What is expected -
Work through the data below line by line and say how many lines hold "TradingView"; give only the number.

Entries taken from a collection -
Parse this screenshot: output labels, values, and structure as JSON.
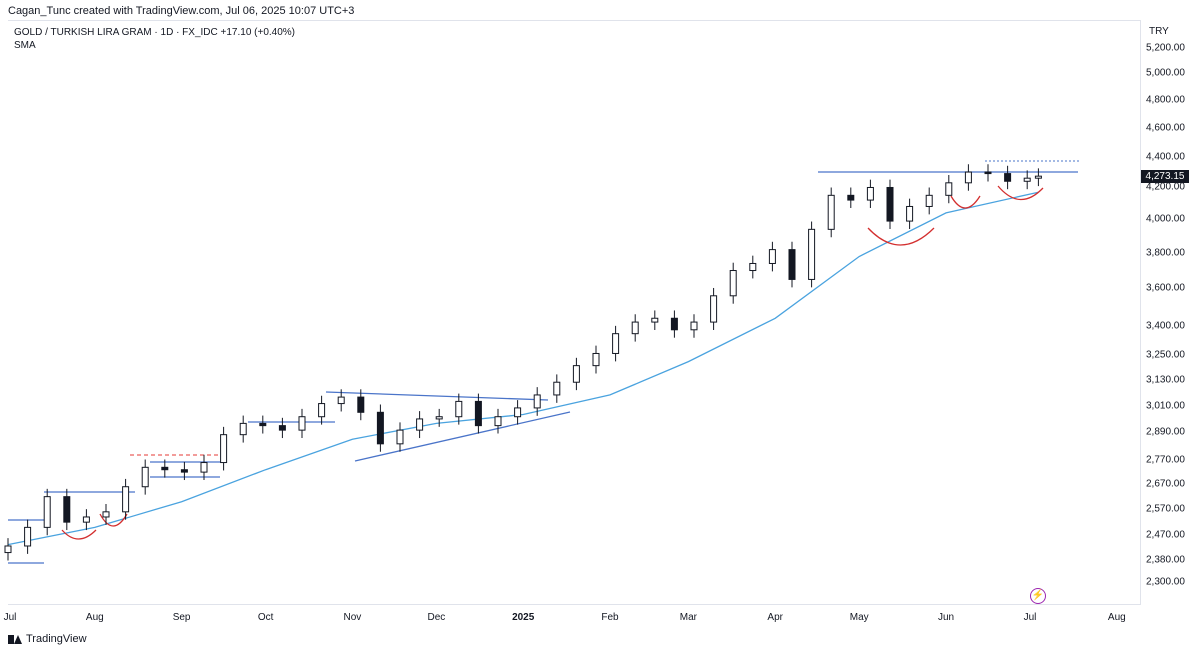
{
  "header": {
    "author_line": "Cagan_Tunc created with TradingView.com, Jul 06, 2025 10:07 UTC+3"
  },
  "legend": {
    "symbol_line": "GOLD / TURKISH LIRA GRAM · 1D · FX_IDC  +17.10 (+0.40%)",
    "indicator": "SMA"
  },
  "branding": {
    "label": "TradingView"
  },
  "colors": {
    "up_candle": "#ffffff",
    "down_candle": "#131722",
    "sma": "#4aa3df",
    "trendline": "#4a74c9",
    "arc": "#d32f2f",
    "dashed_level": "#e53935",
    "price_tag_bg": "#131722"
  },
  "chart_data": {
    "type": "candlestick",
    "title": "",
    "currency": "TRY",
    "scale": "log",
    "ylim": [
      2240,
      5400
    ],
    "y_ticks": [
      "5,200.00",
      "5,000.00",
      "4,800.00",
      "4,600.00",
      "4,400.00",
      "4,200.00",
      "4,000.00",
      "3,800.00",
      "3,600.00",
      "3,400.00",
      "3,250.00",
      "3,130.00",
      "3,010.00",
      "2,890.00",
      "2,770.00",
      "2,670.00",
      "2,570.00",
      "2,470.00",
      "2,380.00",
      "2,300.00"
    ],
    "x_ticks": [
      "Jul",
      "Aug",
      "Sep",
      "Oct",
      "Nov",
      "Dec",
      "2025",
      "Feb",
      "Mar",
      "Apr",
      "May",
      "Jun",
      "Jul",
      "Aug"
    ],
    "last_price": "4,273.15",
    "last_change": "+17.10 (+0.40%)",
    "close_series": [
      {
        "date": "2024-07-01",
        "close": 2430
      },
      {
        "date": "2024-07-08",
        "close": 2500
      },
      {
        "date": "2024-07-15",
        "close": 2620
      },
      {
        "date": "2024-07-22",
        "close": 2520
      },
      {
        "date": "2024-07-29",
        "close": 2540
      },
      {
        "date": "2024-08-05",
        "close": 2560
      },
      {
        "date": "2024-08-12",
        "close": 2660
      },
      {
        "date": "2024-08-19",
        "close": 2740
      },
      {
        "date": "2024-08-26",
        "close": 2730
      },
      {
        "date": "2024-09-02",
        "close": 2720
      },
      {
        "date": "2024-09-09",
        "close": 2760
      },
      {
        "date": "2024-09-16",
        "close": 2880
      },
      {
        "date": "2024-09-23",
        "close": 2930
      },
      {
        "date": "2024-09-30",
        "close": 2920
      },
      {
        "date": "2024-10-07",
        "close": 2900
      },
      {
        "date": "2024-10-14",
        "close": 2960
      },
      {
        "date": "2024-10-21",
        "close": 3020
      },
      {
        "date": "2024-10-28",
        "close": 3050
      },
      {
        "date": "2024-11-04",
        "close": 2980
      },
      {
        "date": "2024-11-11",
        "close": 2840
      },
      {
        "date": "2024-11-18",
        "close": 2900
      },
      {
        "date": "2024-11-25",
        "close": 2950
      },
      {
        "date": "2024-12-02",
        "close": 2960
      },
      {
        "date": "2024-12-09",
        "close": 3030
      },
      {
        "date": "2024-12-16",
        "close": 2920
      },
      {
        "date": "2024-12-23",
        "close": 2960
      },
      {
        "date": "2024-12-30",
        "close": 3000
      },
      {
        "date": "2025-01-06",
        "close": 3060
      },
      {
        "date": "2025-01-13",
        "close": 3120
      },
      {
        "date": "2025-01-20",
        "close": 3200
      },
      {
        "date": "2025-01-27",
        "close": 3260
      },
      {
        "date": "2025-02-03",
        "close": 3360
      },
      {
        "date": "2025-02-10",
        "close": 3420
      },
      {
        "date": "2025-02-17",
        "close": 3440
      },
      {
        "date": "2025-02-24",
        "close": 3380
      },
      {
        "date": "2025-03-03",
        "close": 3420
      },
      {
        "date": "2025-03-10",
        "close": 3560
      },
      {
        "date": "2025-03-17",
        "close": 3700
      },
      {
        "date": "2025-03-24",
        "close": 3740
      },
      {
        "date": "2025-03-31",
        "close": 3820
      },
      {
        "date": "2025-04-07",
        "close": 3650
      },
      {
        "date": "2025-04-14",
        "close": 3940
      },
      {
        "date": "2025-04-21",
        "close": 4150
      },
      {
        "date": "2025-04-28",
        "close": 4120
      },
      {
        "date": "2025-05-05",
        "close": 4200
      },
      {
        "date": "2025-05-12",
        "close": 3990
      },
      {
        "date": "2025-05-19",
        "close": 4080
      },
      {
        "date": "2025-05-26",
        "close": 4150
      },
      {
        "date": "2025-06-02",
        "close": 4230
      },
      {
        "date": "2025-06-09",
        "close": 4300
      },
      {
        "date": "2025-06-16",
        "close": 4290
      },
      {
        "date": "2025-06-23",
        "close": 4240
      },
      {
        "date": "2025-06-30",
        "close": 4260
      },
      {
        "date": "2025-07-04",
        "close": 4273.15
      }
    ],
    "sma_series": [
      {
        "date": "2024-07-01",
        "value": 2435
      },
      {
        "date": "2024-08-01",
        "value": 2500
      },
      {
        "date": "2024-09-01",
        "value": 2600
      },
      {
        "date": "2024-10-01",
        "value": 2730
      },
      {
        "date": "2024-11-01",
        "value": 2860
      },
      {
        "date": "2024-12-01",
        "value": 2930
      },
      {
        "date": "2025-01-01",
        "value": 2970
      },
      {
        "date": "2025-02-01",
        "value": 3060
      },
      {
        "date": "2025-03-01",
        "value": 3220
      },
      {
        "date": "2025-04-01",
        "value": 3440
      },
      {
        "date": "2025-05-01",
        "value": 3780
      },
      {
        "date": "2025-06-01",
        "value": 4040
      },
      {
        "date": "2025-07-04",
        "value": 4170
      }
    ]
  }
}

Complete answer -
2